* start RAW DATA *
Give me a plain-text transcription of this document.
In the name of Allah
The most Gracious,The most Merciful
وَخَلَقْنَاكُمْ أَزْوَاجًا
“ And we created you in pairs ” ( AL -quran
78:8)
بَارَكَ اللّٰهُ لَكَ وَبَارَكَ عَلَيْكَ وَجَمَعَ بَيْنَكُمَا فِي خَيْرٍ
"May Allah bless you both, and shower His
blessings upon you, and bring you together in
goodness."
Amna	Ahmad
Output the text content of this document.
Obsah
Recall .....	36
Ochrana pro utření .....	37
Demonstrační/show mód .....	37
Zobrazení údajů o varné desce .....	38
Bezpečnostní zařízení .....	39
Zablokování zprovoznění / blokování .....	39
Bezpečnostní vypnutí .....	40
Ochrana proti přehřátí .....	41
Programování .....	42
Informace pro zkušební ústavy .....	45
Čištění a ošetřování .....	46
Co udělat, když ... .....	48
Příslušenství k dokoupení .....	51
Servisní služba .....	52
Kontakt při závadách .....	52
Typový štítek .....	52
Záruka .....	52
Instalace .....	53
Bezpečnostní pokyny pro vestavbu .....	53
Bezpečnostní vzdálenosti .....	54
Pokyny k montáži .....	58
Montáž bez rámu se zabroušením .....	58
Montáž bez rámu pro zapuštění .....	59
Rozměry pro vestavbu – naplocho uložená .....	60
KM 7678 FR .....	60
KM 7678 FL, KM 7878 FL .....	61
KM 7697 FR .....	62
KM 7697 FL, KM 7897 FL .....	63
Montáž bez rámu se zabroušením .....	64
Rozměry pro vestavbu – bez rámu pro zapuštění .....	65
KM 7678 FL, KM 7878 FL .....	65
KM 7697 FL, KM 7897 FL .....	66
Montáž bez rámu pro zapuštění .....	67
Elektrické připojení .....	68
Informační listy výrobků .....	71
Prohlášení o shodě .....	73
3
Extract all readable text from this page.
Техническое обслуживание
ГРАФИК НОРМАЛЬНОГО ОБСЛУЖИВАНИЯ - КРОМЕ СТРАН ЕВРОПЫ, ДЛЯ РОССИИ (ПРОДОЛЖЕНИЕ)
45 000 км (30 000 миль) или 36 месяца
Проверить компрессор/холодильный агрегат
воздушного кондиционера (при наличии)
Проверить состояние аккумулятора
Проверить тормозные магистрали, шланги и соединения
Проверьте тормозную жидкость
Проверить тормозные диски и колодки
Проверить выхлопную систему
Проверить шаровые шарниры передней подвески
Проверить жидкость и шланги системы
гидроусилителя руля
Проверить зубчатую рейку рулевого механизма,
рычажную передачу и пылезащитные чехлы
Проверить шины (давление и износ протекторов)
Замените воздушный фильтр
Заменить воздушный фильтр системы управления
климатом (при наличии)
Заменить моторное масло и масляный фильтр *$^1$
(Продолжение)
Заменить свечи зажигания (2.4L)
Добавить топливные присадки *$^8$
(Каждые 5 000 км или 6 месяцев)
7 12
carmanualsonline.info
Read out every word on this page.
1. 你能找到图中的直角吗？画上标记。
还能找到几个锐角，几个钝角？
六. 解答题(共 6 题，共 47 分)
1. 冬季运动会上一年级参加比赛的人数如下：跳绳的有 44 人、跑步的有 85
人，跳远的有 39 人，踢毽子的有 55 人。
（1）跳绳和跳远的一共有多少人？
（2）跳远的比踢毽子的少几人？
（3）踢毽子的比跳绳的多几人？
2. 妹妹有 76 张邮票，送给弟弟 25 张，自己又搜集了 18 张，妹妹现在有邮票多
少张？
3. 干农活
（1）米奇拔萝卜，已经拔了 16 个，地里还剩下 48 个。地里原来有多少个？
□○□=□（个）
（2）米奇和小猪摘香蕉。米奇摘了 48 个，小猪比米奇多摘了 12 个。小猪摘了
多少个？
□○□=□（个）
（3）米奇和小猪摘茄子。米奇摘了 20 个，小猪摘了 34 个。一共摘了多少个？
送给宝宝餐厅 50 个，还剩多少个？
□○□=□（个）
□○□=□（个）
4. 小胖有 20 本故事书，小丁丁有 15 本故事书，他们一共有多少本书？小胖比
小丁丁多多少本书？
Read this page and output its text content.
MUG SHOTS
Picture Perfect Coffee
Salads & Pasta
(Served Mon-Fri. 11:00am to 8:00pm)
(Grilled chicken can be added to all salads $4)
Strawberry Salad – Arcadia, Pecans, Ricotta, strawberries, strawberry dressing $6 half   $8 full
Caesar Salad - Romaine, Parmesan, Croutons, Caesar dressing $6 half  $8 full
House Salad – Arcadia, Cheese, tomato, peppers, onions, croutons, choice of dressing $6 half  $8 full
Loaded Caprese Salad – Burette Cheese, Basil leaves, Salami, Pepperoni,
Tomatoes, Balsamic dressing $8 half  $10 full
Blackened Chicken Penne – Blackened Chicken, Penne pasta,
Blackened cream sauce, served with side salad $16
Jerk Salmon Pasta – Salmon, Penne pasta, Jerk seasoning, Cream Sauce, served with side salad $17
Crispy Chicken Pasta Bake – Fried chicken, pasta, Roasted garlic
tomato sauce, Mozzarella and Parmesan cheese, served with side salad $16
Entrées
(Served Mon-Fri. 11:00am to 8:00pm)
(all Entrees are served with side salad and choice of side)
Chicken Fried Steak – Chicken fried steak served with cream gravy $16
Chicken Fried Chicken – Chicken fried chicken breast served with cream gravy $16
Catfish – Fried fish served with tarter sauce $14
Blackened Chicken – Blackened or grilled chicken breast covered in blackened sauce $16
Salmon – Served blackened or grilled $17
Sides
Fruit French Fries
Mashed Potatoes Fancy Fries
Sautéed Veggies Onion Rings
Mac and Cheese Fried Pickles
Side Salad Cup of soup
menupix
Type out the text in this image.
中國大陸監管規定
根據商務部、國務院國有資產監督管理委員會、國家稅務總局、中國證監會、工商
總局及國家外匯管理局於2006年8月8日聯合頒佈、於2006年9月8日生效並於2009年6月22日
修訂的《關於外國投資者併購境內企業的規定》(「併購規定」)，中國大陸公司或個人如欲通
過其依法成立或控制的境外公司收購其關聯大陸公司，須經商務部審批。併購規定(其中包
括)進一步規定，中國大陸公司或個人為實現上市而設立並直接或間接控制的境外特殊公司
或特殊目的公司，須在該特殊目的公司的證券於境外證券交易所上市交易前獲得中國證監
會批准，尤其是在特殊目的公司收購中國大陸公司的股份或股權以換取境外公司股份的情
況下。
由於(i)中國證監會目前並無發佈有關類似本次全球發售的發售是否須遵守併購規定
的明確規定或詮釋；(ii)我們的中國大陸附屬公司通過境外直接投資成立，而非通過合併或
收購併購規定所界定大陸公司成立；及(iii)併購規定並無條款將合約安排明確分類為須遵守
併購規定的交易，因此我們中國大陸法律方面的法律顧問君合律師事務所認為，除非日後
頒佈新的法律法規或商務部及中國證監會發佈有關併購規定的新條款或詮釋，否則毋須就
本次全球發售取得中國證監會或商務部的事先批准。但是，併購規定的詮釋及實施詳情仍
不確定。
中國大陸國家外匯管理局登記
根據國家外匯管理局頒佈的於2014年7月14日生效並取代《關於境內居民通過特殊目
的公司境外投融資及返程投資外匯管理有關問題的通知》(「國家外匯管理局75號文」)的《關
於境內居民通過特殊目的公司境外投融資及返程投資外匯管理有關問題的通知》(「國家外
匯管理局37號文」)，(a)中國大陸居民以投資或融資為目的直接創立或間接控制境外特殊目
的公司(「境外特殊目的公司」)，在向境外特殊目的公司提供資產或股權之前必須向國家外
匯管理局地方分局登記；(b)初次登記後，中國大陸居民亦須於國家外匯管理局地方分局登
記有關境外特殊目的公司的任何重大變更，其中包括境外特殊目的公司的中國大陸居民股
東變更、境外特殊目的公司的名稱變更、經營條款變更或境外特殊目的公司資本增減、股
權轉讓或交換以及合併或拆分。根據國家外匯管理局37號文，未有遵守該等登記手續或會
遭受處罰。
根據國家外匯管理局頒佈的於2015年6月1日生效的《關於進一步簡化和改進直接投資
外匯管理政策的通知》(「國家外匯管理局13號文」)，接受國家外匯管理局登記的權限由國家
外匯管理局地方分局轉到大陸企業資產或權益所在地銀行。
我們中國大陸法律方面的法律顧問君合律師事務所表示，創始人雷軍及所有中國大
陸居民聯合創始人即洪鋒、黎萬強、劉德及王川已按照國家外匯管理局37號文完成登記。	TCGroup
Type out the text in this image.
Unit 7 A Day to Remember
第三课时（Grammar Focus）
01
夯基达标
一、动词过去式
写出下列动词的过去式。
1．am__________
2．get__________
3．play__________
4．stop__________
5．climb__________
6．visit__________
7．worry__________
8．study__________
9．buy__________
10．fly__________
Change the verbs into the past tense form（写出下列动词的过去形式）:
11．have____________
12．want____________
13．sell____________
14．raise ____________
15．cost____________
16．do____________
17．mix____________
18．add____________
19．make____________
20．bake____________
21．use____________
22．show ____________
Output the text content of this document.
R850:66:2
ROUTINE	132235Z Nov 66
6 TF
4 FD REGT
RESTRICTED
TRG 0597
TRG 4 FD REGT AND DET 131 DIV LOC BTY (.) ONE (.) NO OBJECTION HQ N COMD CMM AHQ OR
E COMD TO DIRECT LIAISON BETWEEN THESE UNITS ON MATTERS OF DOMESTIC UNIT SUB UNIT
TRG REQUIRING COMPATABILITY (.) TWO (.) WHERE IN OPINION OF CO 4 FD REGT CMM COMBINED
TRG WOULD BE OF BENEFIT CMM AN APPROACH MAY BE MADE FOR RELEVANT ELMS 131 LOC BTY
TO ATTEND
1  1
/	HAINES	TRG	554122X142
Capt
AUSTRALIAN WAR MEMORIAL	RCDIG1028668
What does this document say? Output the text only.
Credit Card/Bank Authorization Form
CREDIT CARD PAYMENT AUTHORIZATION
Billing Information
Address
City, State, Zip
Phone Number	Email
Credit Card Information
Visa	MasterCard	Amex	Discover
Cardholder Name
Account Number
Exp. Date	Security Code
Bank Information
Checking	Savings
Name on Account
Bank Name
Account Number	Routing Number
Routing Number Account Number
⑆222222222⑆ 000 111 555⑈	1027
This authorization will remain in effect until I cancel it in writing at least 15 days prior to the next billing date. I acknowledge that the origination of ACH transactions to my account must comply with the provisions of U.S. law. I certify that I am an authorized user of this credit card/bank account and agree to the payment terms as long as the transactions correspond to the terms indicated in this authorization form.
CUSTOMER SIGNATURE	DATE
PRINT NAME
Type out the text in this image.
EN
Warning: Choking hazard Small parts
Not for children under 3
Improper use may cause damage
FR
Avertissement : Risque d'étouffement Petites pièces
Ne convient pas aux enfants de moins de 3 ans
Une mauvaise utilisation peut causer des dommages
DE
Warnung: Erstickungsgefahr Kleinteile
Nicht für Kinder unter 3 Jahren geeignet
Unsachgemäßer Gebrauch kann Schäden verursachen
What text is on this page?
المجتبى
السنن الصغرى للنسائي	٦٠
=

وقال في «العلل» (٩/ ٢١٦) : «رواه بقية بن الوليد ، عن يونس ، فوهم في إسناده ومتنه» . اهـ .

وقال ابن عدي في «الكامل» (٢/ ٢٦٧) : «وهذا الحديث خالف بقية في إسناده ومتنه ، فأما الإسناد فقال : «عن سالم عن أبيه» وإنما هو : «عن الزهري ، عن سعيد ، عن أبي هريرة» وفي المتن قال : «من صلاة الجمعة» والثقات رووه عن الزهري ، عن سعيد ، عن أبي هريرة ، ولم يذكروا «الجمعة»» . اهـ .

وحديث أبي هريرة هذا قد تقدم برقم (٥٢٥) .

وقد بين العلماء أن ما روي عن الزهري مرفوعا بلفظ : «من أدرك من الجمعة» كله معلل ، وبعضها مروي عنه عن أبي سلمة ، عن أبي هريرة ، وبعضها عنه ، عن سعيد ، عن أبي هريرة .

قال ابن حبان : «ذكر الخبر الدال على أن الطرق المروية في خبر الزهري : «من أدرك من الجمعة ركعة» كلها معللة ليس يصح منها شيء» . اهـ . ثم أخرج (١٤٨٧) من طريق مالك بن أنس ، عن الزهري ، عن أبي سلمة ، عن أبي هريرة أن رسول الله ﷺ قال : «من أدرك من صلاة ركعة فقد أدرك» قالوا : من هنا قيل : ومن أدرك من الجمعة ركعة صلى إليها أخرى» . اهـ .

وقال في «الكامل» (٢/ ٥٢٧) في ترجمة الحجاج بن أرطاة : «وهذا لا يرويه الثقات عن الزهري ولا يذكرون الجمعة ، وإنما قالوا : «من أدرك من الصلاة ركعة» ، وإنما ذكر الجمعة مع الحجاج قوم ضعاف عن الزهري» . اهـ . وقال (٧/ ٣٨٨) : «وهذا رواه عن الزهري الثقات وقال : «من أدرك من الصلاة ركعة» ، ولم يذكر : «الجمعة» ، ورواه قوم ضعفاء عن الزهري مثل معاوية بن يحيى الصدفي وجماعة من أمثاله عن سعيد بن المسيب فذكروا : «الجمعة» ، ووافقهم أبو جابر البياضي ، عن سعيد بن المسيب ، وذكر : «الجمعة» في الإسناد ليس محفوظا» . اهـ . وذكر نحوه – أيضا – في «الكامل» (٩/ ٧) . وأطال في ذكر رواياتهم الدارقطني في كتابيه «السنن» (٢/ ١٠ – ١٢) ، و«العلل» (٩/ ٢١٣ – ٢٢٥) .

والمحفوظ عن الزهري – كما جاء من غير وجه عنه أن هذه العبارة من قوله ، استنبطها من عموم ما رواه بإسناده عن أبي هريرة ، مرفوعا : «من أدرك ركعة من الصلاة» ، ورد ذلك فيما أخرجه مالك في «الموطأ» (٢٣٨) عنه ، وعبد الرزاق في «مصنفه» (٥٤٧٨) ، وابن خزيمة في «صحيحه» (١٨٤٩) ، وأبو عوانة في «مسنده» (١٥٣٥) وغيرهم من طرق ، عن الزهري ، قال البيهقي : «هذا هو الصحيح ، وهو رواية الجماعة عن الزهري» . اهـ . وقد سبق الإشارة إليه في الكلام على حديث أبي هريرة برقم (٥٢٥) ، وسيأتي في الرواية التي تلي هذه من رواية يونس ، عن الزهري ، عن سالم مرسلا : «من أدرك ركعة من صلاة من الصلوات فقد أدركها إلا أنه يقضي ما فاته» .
* end RAW DATA *
▶ REQUIREMENTS
Pick out every line holding the string "воздушный" and return it.

▶ FINISHED TASK
Замените воздушный фильтр
Заменить воздушный фильтр системы управления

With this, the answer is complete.